◆ Exercise brief:
Return the listing word for word, as given.
____ Entries
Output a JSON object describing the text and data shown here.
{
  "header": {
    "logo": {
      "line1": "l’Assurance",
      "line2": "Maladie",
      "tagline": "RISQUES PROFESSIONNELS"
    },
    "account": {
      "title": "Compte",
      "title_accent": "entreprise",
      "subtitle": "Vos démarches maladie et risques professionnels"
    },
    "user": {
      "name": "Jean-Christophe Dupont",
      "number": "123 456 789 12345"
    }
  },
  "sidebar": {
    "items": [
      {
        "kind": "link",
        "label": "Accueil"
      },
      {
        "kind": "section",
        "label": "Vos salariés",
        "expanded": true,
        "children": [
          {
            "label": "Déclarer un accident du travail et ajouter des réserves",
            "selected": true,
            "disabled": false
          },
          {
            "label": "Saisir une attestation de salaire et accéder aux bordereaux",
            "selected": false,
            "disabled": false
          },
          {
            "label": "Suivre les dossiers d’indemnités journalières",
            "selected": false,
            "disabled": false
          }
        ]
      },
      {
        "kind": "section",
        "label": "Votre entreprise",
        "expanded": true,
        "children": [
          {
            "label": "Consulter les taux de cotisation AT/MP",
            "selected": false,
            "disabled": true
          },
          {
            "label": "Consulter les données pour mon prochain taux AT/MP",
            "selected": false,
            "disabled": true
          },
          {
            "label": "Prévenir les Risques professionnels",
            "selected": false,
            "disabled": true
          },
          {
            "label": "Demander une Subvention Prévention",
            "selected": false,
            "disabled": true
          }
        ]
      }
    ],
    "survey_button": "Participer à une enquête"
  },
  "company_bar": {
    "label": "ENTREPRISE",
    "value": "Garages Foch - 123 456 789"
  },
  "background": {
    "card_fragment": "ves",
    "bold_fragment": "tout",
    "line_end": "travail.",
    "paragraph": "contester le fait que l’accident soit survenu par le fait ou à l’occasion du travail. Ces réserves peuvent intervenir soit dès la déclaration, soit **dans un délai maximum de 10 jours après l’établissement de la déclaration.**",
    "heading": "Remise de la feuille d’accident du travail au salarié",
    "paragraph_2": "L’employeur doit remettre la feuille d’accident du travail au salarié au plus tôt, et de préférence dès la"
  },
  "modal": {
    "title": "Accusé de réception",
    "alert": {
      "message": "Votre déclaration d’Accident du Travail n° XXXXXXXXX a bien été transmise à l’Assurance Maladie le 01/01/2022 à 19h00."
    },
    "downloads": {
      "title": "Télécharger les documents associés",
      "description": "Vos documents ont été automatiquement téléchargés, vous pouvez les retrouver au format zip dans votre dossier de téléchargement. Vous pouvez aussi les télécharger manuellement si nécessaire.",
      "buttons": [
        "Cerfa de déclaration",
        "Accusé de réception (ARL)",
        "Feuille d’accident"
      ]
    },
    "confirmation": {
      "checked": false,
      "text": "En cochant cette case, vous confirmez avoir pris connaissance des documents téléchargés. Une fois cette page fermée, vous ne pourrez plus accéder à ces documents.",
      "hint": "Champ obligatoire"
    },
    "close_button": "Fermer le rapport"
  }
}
________
◆ Exercise solution:
Output a JSON object describing the text and data shown here.
{
  "header": {
    "logo": {
      "line1": "l’Assurance",
      "line2": "Maladie",
      "tagline": "RISQUES PROFESSIONNELS"
    },
    "account": {
      "title": "Compte",
      "title_accent": "entreprise",
      "subtitle": "Vos démarches maladie et risques professionnels"
    },
    "user": {
      "name": "Jean-Christophe Dupont",
      "number": "123 456 789 12345"
    }
  },
  "sidebar": {
    "items": [
      {
        "kind": "link",
        "label": "Accueil"
      },
      {
        "kind": "section",
        "label": "Vos salariés",
        "expanded": true,
        "children": [
          {
            "label": "Déclarer un accident du travail et ajouter des réserves",
            "selected": true,
            "disabled": false
          },
          {
            "label": "Saisir une attestation de salaire et accéder aux bordereaux",
            "selected": false,
            "disabled": false
          },
          {
            "label": "Suivre les dossiers d’indemnités journalières",
            "selected": false,
            "disabled": false
          }
        ]
      },
      {
        "kind": "section",
        "label": "Votre entreprise",
        "expanded": true,
        "children": [
          {
            "label": "Consulter les taux de cotisation AT/MP",
            "selected": false,
            "disabled": true
          },
          {
            "label": "Consulter les données pour mon prochain taux AT/MP",
            "selected": false,
            "disabled": true
          },
          {
            "label": "Prévenir les Risques professionnels",
            "selected": false,
            "disabled": true
          },
          {
            "label": "Demander une Subvention Prévention",
            "selected": false,
            "disabled": true
          }
        ]
      }
    ],
    "survey_button": "Participer à une enquête"
  },
  "company_bar": {
    "label": "ENTREPRISE",
    "value": "Garages Foch - 123 456 789"
  },
  "background": {
    "card_fragment": "ves",
    "bold_fragment": "tout",
    "line_end": "travail.",
    "paragraph": "contester le fait que l’accident soit survenu par le fait ou à l’occasion du travail. Ces réserves peuvent intervenir soit dès la déclaration, soit **dans un délai maximum de 10 jours après l’établissement de la déclaration.**",
    "heading": "Remise de la feuille d’accident du travail au salarié",
    "paragraph_2": "L’employeur doit remettre la feuille d’accident du travail au salarié au plus tôt, et de préférence dès la"
  },
  "modal": {
    "title": "Accusé de réception",
    "alert": {
      "message": "Votre déclaration d’Accident du Travail n° XXXXXXXXX a bien été transmise à l’Assurance Maladie le 01/01/2022 à 19h00."
    },
    "downloads": {
      "title": "Télécharger les documents associés",
      "description": "Vos documents ont été automatiquement téléchargés, vous pouvez les retrouver au format zip dans votre dossier de téléchargement. Vous pouvez aussi les télécharger manuellement si nécessaire.",
      "buttons": [
        "Cerfa de déclaration",
        "Accusé de réception (ARL)",
        "Feuille d’accident"
      ]
    },
    "confirmation": {
      "checked": false,
      "text": "En cochant cette case, vous confirmez avoir pris connaissance des documents téléchargés. Une fois cette page fermée, vous ne pourrez plus accéder à ces documents.",
      "hint": "Champ obligatoire"
    },
    "close_button": "Fermer le rapport"
  }
}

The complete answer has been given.